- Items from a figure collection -
————

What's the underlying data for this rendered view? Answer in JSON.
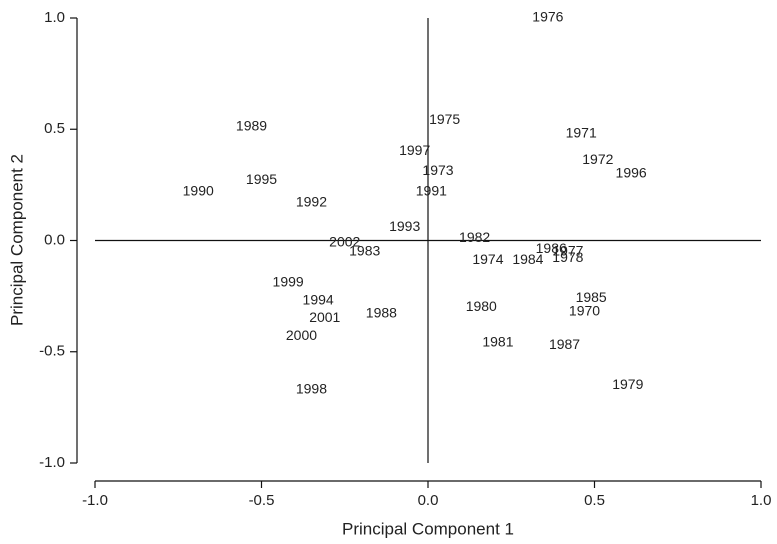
{
  "chart_data": {
    "type": "scatter",
    "xlabel": "Principal Component 1",
    "ylabel": "Principal Component 2",
    "labels": [
      "1976",
      "1989",
      "1975",
      "1971",
      "1997",
      "1972",
      "1973",
      "1996",
      "1990",
      "1995",
      "1991",
      "1992",
      "1993",
      "1982",
      "2002",
      "1983",
      "1986",
      "1977",
      "1974",
      "1984",
      "1978",
      "1999",
      "1994",
      "1985",
      "1980",
      "1988",
      "1970",
      "2001",
      "2000",
      "1981",
      "1987",
      "1998",
      "1979"
    ],
    "x": [
      0.36,
      -0.53,
      0.05,
      0.46,
      -0.04,
      0.51,
      0.03,
      0.61,
      -0.69,
      -0.5,
      0.01,
      -0.35,
      -0.07,
      0.14,
      -0.25,
      -0.19,
      0.37,
      0.42,
      0.18,
      0.3,
      0.42,
      -0.42,
      -0.33,
      0.49,
      0.16,
      -0.14,
      0.47,
      -0.31,
      -0.38,
      0.21,
      0.41,
      -0.35,
      0.6
    ],
    "y": [
      1.0,
      0.51,
      0.54,
      0.48,
      0.4,
      0.36,
      0.31,
      0.3,
      0.22,
      0.27,
      0.22,
      0.17,
      0.06,
      0.01,
      -0.01,
      -0.05,
      -0.04,
      -0.05,
      -0.09,
      -0.09,
      -0.08,
      -0.19,
      -0.27,
      -0.26,
      -0.3,
      -0.33,
      -0.32,
      -0.35,
      -0.43,
      -0.46,
      -0.47,
      -0.67,
      -0.65
    ],
    "xlim": [
      -1.0,
      1.0
    ],
    "ylim": [
      -1.0,
      1.0
    ],
    "xticks": [
      {
        "value": -1.0,
        "label": "-1.0"
      },
      {
        "value": -0.5,
        "label": "-0.5"
      },
      {
        "value": 0,
        "label": "0.0"
      },
      {
        "value": 0.5,
        "label": "0.5"
      },
      {
        "value": 1.0,
        "label": "1.0"
      }
    ],
    "yticks": [
      {
        "value": -1.0,
        "label": "-1.0"
      },
      {
        "value": -0.5,
        "label": "-0.5"
      },
      {
        "value": 0,
        "label": "0.0"
      },
      {
        "value": 0.5,
        "label": "0.5"
      },
      {
        "value": 1.0,
        "label": "1.0"
      }
    ],
    "zero_lines": true,
    "color": "#111111"
  }
}
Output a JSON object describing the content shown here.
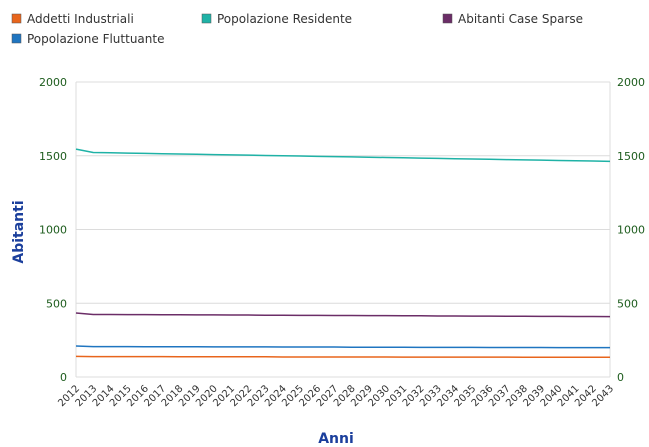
{
  "chart_data": {
    "type": "line",
    "title": "",
    "xlabel": "Anni",
    "ylabel": "Abitanti",
    "ylim": [
      0,
      2000
    ],
    "yticks": [
      0,
      500,
      1000,
      1500,
      2000
    ],
    "secondary_yticks": [
      0,
      500,
      1000,
      1500,
      2000
    ],
    "legend_position": "top-left",
    "grid": true,
    "x": [
      "2012",
      "2013",
      "2014",
      "2015",
      "2016",
      "2017",
      "2018",
      "2019",
      "2020",
      "2021",
      "2022",
      "2023",
      "2024",
      "2025",
      "2026",
      "2027",
      "2028",
      "2029",
      "2030",
      "2031",
      "2032",
      "2033",
      "2034",
      "2035",
      "2036",
      "2037",
      "2038",
      "2039",
      "2040",
      "2041",
      "2042",
      "2043"
    ],
    "series": [
      {
        "name": "Addetti Industriali",
        "color": "#e8651c",
        "values": [
          140,
          138,
          138,
          138,
          138,
          138,
          137,
          137,
          137,
          137,
          137,
          137,
          136,
          136,
          136,
          136,
          136,
          136,
          136,
          135,
          135,
          135,
          135,
          135,
          135,
          135,
          134,
          134,
          134,
          134,
          134,
          134
        ]
      },
      {
        "name": "Popolazione Residente",
        "color": "#1fb2a6",
        "values": [
          1545,
          1522,
          1520,
          1518,
          1516,
          1514,
          1512,
          1510,
          1508,
          1506,
          1504,
          1502,
          1500,
          1498,
          1496,
          1494,
          1492,
          1490,
          1488,
          1486,
          1484,
          1482,
          1480,
          1478,
          1476,
          1474,
          1472,
          1470,
          1468,
          1466,
          1464,
          1462
        ]
      },
      {
        "name": "Abitanti Case Sparse",
        "color": "#6b2d67",
        "values": [
          434,
          424,
          424,
          423,
          423,
          422,
          422,
          421,
          421,
          420,
          420,
          419,
          419,
          418,
          418,
          417,
          417,
          416,
          416,
          415,
          415,
          414,
          414,
          413,
          413,
          412,
          412,
          411,
          411,
          410,
          410,
          409
        ]
      },
      {
        "name": "Popolazione Fluttuante",
        "color": "#1f75c0",
        "values": [
          210,
          206,
          206,
          206,
          205,
          205,
          205,
          205,
          204,
          204,
          204,
          204,
          203,
          203,
          203,
          203,
          202,
          202,
          202,
          202,
          201,
          201,
          201,
          201,
          200,
          200,
          200,
          200,
          199,
          199,
          199,
          199
        ]
      }
    ]
  }
}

————

- Problem requirements -
Select every line where the word "JSON" occurs.

- Completed exercise -
What's the underlying data for this rendered view? Answer in JSON.
Output a JSON object describing the content shown here.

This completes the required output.